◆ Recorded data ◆
'''

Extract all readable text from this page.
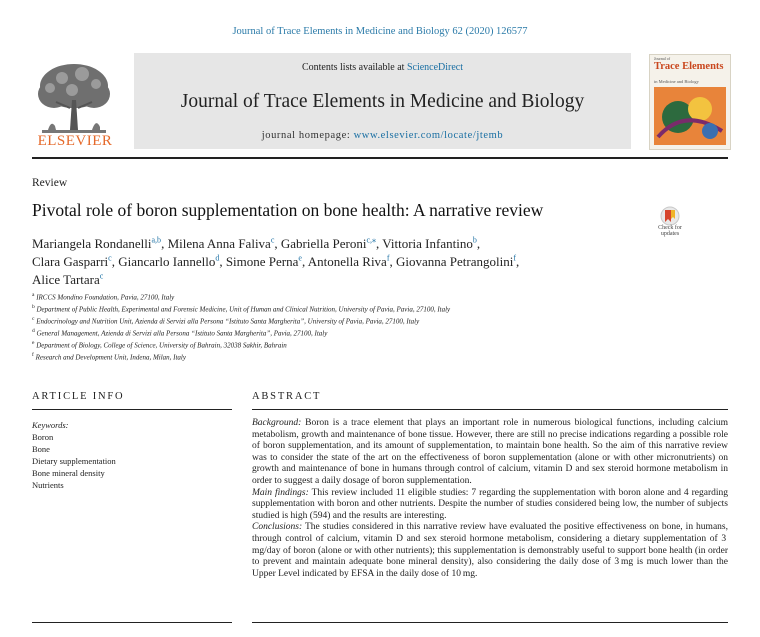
Journal of Trace Elements in Medicine and Biology 62 (2020) 126577
ELSEVIER
Contents lists available at ScienceDirect
Journal of Trace Elements in Medicine and Biology
journal homepage: www.elsevier.com/locate/jtemb
Journal of
Trace Elements
in Medicine and Biology
Review
Pivotal role of boron supplementation on bone health: A narrative review
Check for
updates
Mariangela Rondanelli$^{a,b}$, Milena Anna Faliva$^c$, Gabriella Peroni$^{c,⁎}$, Vittoria Infantino$^b$,
Clara Gasparri$^c$, Giancarlo Iannello$^d$, Simone Perna$^e$, Antonella Riva$^f$, Giovanna Petrangolini$^f$,
Alice Tartara$^c$
$^a$ IRCCS Mondino Foundation, Pavia, 27100, Italy
$^b$ Department of Public Health, Experimental and Forensic Medicine, Unit of Human and Clinical Nutrition, University of Pavia, Pavia, 27100, Italy
$^c$ Endocrinology and Nutrition Unit, Azienda di Servizi alla Persona “Istituto Santa Margherita”, University of Pavia, Pavia, 27100, Italy
$^d$ General Management, Azienda di Servizi alla Persona “Istituto Santa Margherita”, Pavia, 27100, Italy
$^e$ Department of Biology, College of Science, University of Bahrain, 32038 Sakhir, Bahrain
$^f$ Research and Development Unit, Indena, Milan, Italy
ARTICLE INFO	ABSTRACT
Keywords:
Boron
Bone
Dietary supplementation
Bone mineral density
Nutrients

Background: Boron is a trace element that plays an important role in numerous biological functions, including calcium metabolism, growth and maintenance of bone tissue. However, there are still no precise indications regarding a possible role of boron supplementation, and its amount of supplementation, to maintain bone health. So the aim of this narrative review was to consider the state of the art on the effectiveness of boron supplementation (alone or with other micronutrients) on growth and maintenance of bone in humans through control of calcium, vitamin D and sex steroid hormone metabolism in order to suggest a daily dosage of boron supplementation.

Main findings: This review included 11 eligible studies: 7 regarding the supplementation with boron alone and 4 regarding supplementation with boron and other nutrients. Despite the number of studies considered being low, the number of subjects studied is high (594) and the results are interesting.

Conclusions: The studies considered in this narrative review have evaluated the positive effectiveness on bone, in humans, through control of calcium, vitamin D and sex steroid hormone metabolism, considering a dietary supplementation of 3 mg/day of boron (alone or with other nutrients); this supplementation is demonstrably useful to support bone health (in order to prevent and maintain adequate bone mineral density), also considering the daily dose of 3 mg is much lower than the Upper Level indicated by EFSA in the daily dose of 10 mg.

'''

◆ Work to be completed ◆
List all lines where "metabolism" occurs.

◆ Problem solution ◆
Background: Boron is a trace element that plays an important role in numerous biological functions, including calcium metabolism, growth and maintenance of bone tissue. However, there are still no precise indications regarding a possible role of boron supplementation, and its amount of supplementation, to maintain bone health. So the aim of this narrative review was to consider the state of the art on the effectiveness of boron supplementation (alone or with other micronutrients) on growth and maintenance of bone in humans through control of calcium, vitamin D and sex steroid hormone metabolism in order to suggest a daily dosage of boron supplementation.
Conclusions: The studies considered in this narrative review have evaluated the positive effectiveness on bone, in humans, through control of calcium, vitamin D and sex steroid hormone metabolism, considering a dietary supplementation of 3 mg/day of boron (alone or with other nutrients); this supplementation is demonstrably useful to support bone health (in order to prevent and maintain adequate bone mineral density), also considering the daily dose of 3 mg is much lower than the Upper Level indicated by EFSA in the daily dose of 10 mg.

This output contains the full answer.